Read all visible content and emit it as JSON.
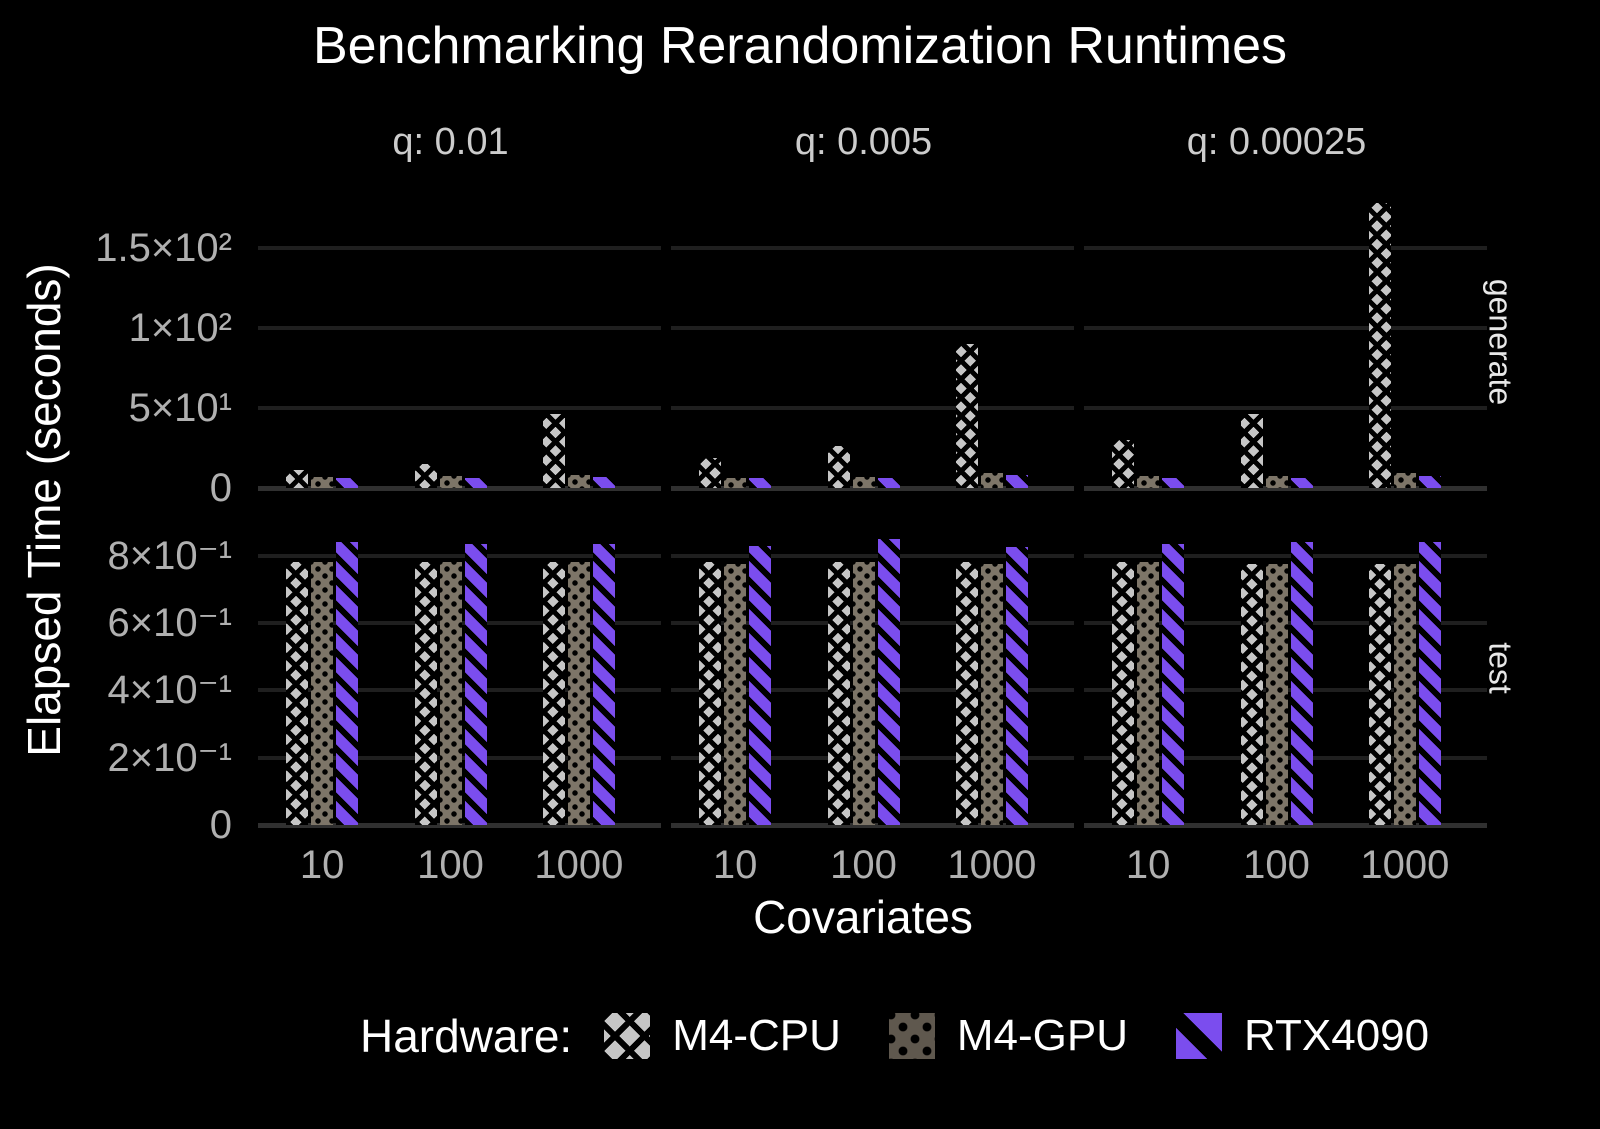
{
  "colors": {
    "background": "#000000",
    "text_primary": "#FFFFFF",
    "text_muted": "#B0B0B0",
    "facet_label": "#CCCCCC",
    "strip_label": "#E8E8E8",
    "gridline": "#1F1F1F",
    "baseline": "#303030",
    "m4_cpu": "#C6C6C6",
    "m4_gpu": "#7D7568",
    "rtx4090": "#7B4DEE"
  },
  "legend": {
    "title": "Hardware:"
  },
  "chart_data": {
    "type": "bar",
    "title": "Benchmarking Rerandomization Runtimes",
    "xlabel": "Covariates",
    "ylabel": "Elapsed Time (seconds)",
    "facet_cols": [
      "q: 0.01",
      "q: 0.005",
      "q: 0.00025"
    ],
    "facet_rows": [
      "generate",
      "test"
    ],
    "categories": [
      "10",
      "100",
      "1000"
    ],
    "series": [
      {
        "name": "M4-CPU",
        "color": "#C6C6C6",
        "pattern": "crosshatch"
      },
      {
        "name": "M4-GPU",
        "color": "#7D7568",
        "pattern": "dots"
      },
      {
        "name": "RTX4090",
        "color": "#7B4DEE",
        "pattern": "stripes"
      }
    ],
    "legend_position": "bottom",
    "grid": "horizontal-only",
    "rows": [
      {
        "facet": "generate",
        "scale": "linear",
        "ylim": [
          0,
          183
        ],
        "yticks": [
          {
            "value": 150,
            "label": "1.5×10²"
          },
          {
            "value": 100,
            "label": "1×10²"
          },
          {
            "value": 50,
            "label": "5×10¹"
          },
          {
            "value": 0,
            "label": "0"
          }
        ],
        "panels": [
          {
            "facet_col": "q: 0.01",
            "values": [
              [
                11,
                15,
                46
              ],
              [
                7,
                7.5,
                8
              ],
              [
                6,
                6.5,
                7
              ]
            ]
          },
          {
            "facet_col": "q: 0.005",
            "values": [
              [
                19,
                26,
                90
              ],
              [
                6.5,
                7,
                9.5
              ],
              [
                6,
                6.5,
                8
              ]
            ]
          },
          {
            "facet_col": "q: 0.00025",
            "values": [
              [
                30,
                46,
                178
              ],
              [
                7.5,
                7.5,
                9.5
              ],
              [
                6,
                6,
                7.5
              ]
            ]
          }
        ]
      },
      {
        "facet": "test",
        "scale": "linear",
        "ylim": [
          0,
          0.93
        ],
        "yticks": [
          {
            "value": 0.8,
            "label": "8×10⁻¹"
          },
          {
            "value": 0.6,
            "label": "6×10⁻¹"
          },
          {
            "value": 0.4,
            "label": "4×10⁻¹"
          },
          {
            "value": 0.2,
            "label": "2×10⁻¹"
          },
          {
            "value": 0,
            "label": "0"
          }
        ],
        "panels": [
          {
            "facet_col": "q: 0.01",
            "values": [
              [
                0.78,
                0.78,
                0.78
              ],
              [
                0.78,
                0.78,
                0.78
              ],
              [
                0.84,
                0.835,
                0.835
              ]
            ]
          },
          {
            "facet_col": "q: 0.005",
            "values": [
              [
                0.78,
                0.78,
                0.78
              ],
              [
                0.775,
                0.78,
                0.775
              ],
              [
                0.83,
                0.85,
                0.825
              ]
            ]
          },
          {
            "facet_col": "q: 0.00025",
            "values": [
              [
                0.78,
                0.775,
                0.775
              ],
              [
                0.78,
                0.775,
                0.775
              ],
              [
                0.835,
                0.84,
                0.84
              ]
            ]
          }
        ]
      }
    ]
  }
}
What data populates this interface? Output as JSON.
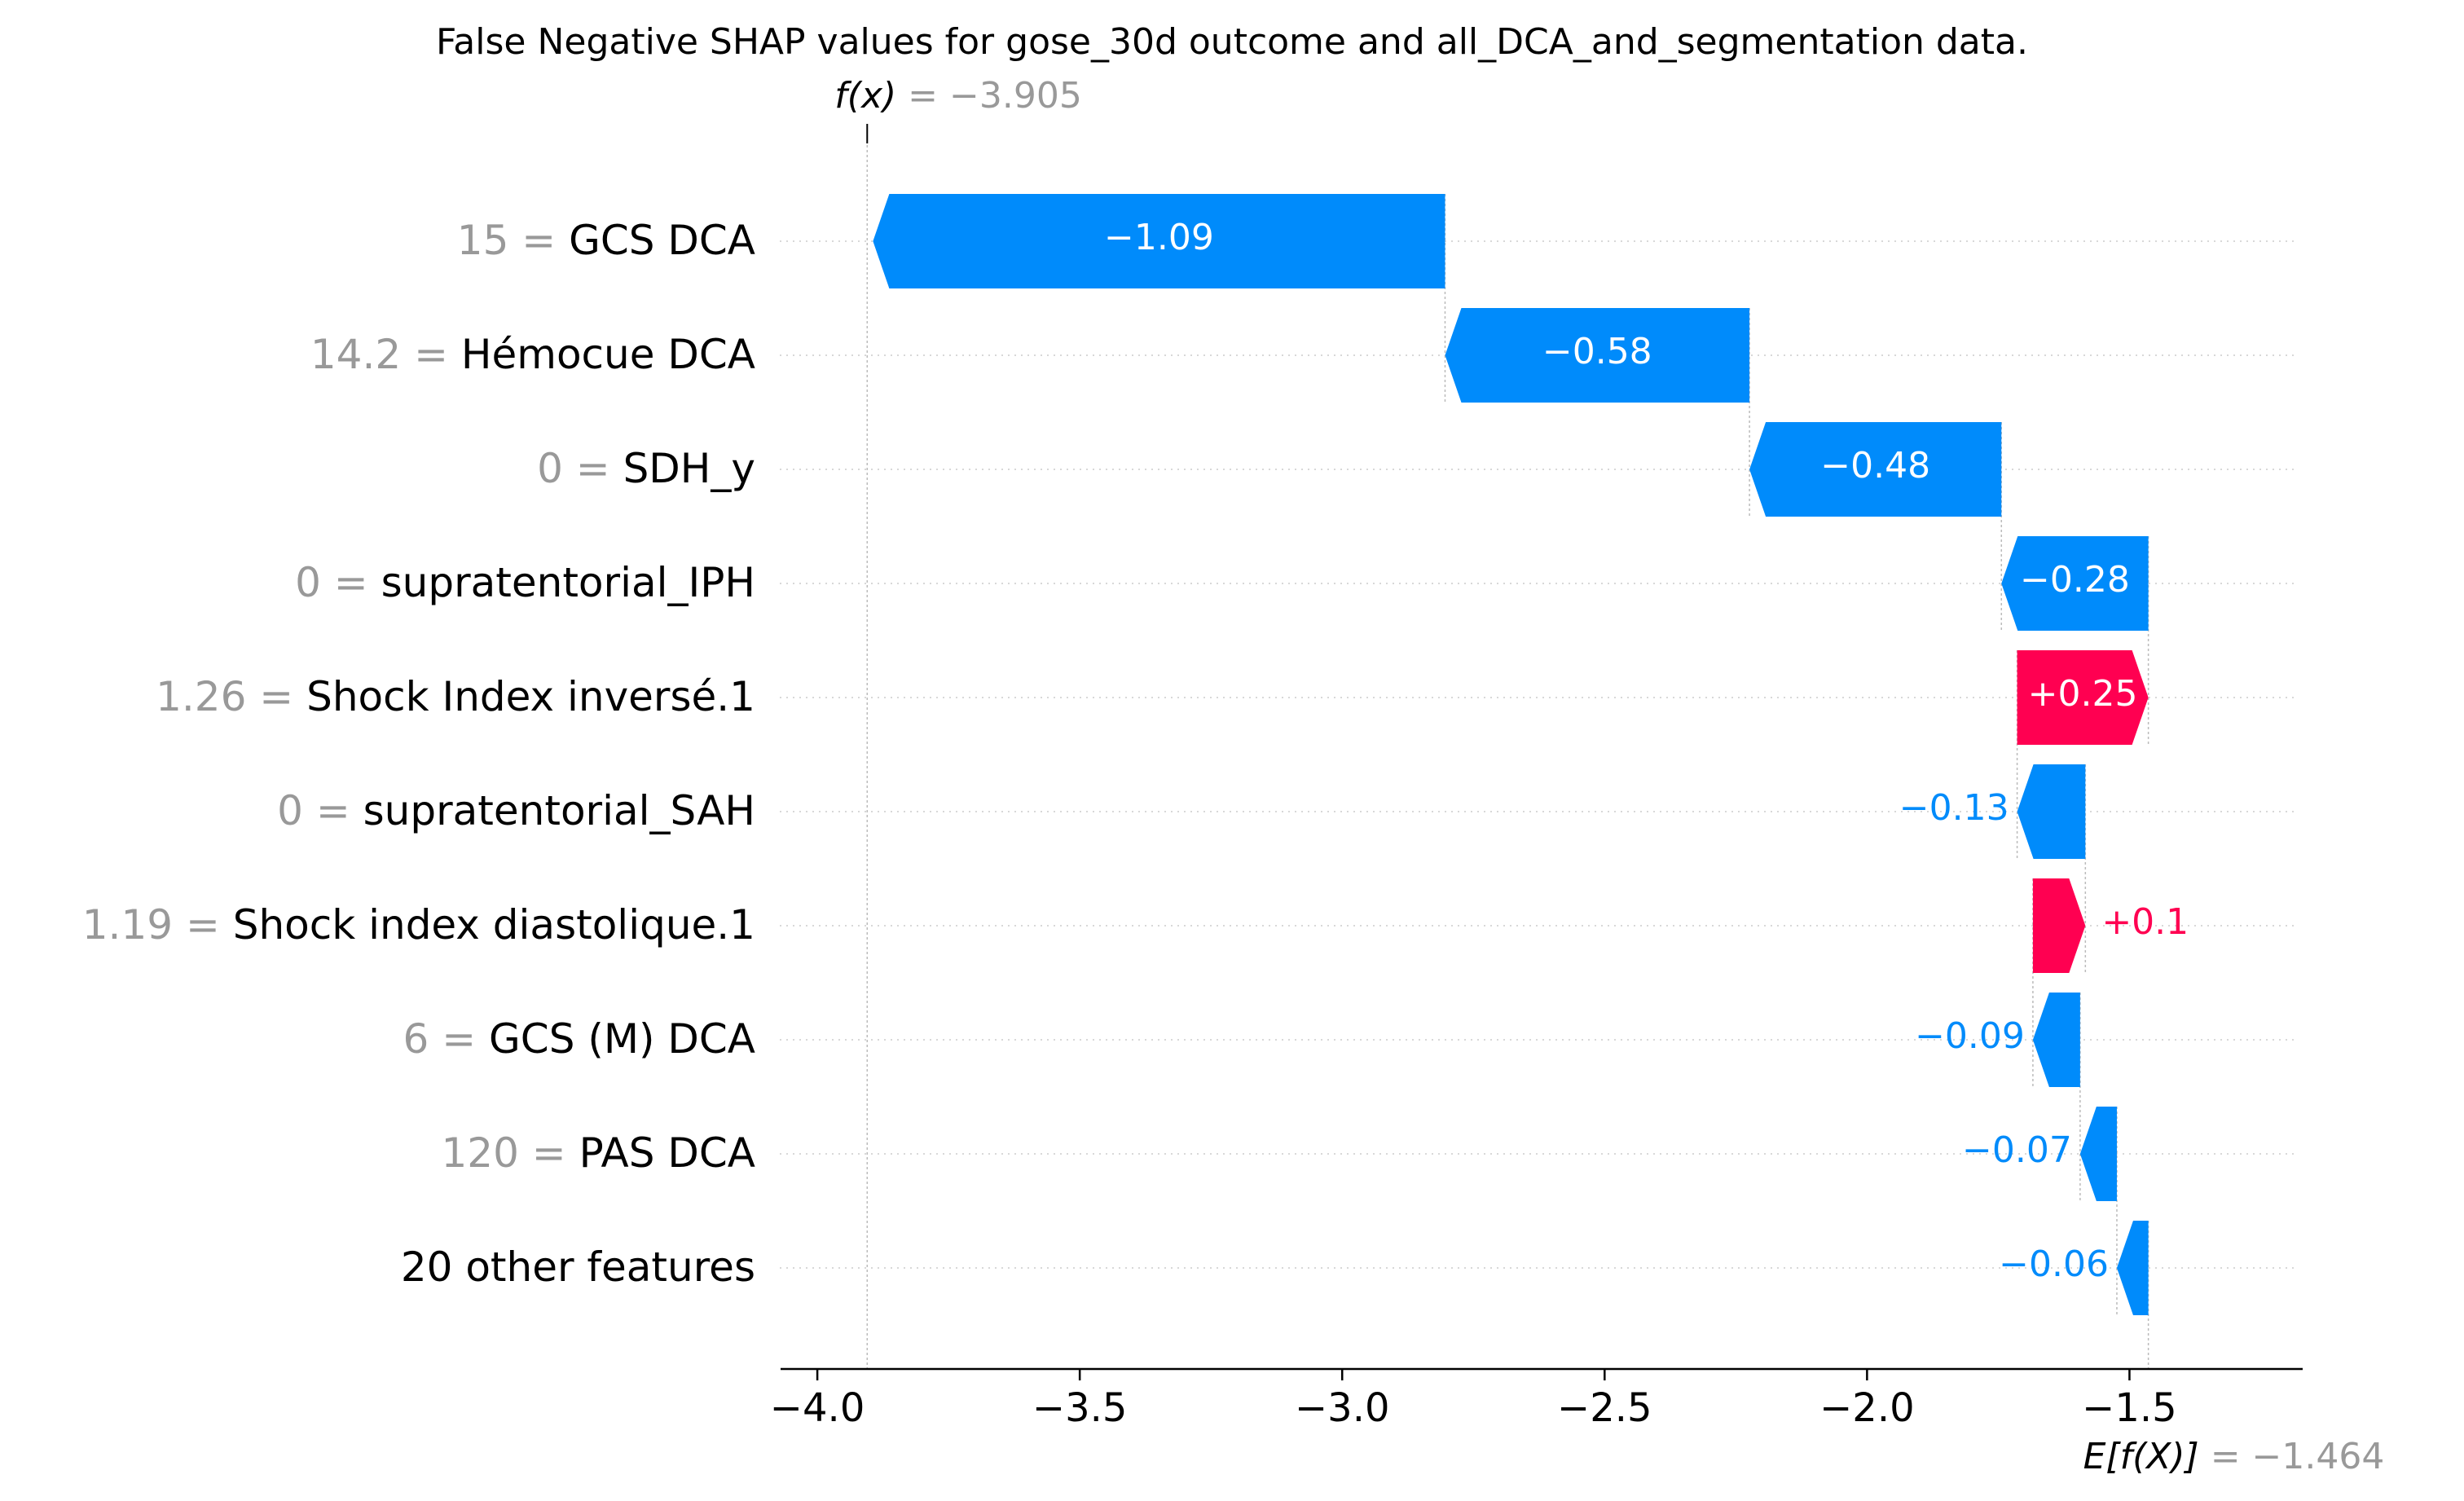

----

## YOUR TASK
The entries above should be reproduced exactly, without their pictures.

## RIGHT ANSWER
Read all visible content and emit it as JSON.
{
  "colors": {
    "background": "#000000",
    "text_primary": "#FFFFFF",
    "text_muted": "#B0B0B0",
    "facet_label": "#CCCCCC",
    "strip_label": "#E8E8E8",
    "gridline": "#1F1F1F",
    "baseline": "#303030",
    "m4_cpu": "#C6C6C6",
    "m4_gpu": "#7D7568",
    "rtx4090": "#7B4DEE"
  },
  "legend": {
    "title": "Hardware:"
  },
  "chart_data": {
    "type": "bar",
    "title": "Benchmarking Rerandomization Runtimes",
    "xlabel": "Covariates",
    "ylabel": "Elapsed Time (seconds)",
    "facet_cols": [
      "q: 0.01",
      "q: 0.005",
      "q: 0.00025"
    ],
    "facet_rows": [
      "generate",
      "test"
    ],
    "categories": [
      "10",
      "100",
      "1000"
    ],
    "series": [
      {
        "name": "M4-CPU",
        "color": "#C6C6C6",
        "pattern": "crosshatch"
      },
      {
        "name": "M4-GPU",
        "color": "#7D7568",
        "pattern": "dots"
      },
      {
        "name": "RTX4090",
        "color": "#7B4DEE",
        "pattern": "stripes"
      }
    ],
    "legend_position": "bottom",
    "grid": "horizontal-only",
    "rows": [
      {
        "facet": "generate",
        "scale": "linear",
        "ylim": [
          0,
          183
        ],
        "yticks": [
          {
            "value": 150,
            "label": "1.5×10²"
          },
          {
            "value": 100,
            "label": "1×10²"
          },
          {
            "value": 50,
            "label": "5×10¹"
          },
          {
            "value": 0,
            "label": "0"
          }
        ],
        "panels": [
          {
            "facet_col": "q: 0.01",
            "values": [
              [
                11,
                15,
                46
              ],
              [
                7,
                7.5,
                8
              ],
              [
                6,
                6.5,
                7
              ]
            ]
          },
          {
            "facet_col": "q: 0.005",
            "values": [
              [
                19,
                26,
                90
              ],
              [
                6.5,
                7,
                9.5
              ],
              [
                6,
                6.5,
                8
              ]
            ]
          },
          {
            "facet_col": "q: 0.00025",
            "values": [
              [
                30,
                46,
                178
              ],
              [
                7.5,
                7.5,
                9.5
              ],
              [
                6,
                6,
                7.5
              ]
            ]
          }
        ]
      },
      {
        "facet": "test",
        "scale": "linear",
        "ylim": [
          0,
          0.93
        ],
        "yticks": [
          {
            "value": 0.8,
            "label": "8×10⁻¹"
          },
          {
            "value": 0.6,
            "label": "6×10⁻¹"
          },
          {
            "value": 0.4,
            "label": "4×10⁻¹"
          },
          {
            "value": 0.2,
            "label": "2×10⁻¹"
          },
          {
            "value": 0,
            "label": "0"
          }
        ],
        "panels": [
          {
            "facet_col": "q: 0.01",
            "values": [
              [
                0.78,
                0.78,
                0.78
              ],
              [
                0.78,
                0.78,
                0.78
              ],
              [
                0.84,
                0.835,
                0.835
              ]
            ]
          },
          {
            "facet_col": "q: 0.005",
            "values": [
              [
                0.78,
                0.78,
                0.78
              ],
              [
                0.775,
                0.78,
                0.775
              ],
              [
                0.83,
                0.85,
                0.825
              ]
            ]
          },
          {
            "facet_col": "q: 0.00025",
            "values": [
              [
                0.78,
                0.775,
                0.775
              ],
              [
                0.78,
                0.775,
                0.775
              ],
              [
                0.835,
                0.84,
                0.84
              ]
            ]
          }
        ]
      }
    ]
  }
}
What data populates this interface? Output as JSON.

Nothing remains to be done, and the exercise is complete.